• _SET EXERCISE_: Identify, in the records below, every line where the string "Default" appears, and copy each such line.

<<<<

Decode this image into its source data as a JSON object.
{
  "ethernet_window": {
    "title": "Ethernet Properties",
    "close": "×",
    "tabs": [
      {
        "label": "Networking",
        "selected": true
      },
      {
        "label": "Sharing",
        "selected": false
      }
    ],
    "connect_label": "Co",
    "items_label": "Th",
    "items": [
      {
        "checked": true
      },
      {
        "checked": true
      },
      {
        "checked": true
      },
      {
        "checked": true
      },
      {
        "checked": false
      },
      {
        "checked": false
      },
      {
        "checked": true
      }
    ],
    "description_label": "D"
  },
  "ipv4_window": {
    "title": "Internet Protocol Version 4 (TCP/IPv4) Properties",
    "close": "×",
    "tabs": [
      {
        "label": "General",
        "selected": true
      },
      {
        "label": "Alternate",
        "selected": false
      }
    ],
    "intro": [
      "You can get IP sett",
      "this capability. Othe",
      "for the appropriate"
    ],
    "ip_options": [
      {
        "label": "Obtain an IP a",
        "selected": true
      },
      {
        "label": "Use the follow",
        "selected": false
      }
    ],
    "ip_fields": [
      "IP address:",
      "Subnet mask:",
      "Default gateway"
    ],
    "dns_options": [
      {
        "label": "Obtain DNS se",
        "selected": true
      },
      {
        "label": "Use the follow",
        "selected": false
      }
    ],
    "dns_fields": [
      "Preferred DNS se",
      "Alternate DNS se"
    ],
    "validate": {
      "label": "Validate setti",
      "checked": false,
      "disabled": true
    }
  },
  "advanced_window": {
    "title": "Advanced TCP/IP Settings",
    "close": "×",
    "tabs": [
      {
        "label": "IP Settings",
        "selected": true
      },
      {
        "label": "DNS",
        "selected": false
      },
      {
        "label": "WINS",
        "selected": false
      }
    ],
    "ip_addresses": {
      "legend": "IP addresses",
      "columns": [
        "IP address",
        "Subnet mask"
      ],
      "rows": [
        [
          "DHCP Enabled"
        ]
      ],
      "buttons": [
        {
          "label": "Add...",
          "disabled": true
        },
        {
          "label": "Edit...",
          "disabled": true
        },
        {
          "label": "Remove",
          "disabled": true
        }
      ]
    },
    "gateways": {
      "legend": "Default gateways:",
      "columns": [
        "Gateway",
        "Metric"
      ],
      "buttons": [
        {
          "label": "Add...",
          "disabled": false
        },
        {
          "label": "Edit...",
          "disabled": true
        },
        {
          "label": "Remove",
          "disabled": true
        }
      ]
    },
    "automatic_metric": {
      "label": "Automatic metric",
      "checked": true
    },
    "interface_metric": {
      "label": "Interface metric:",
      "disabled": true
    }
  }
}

>>>>

• _SOLUTION TO THIS EXERCISE_:
      "Default gateway"
      "legend": "Default gateways:",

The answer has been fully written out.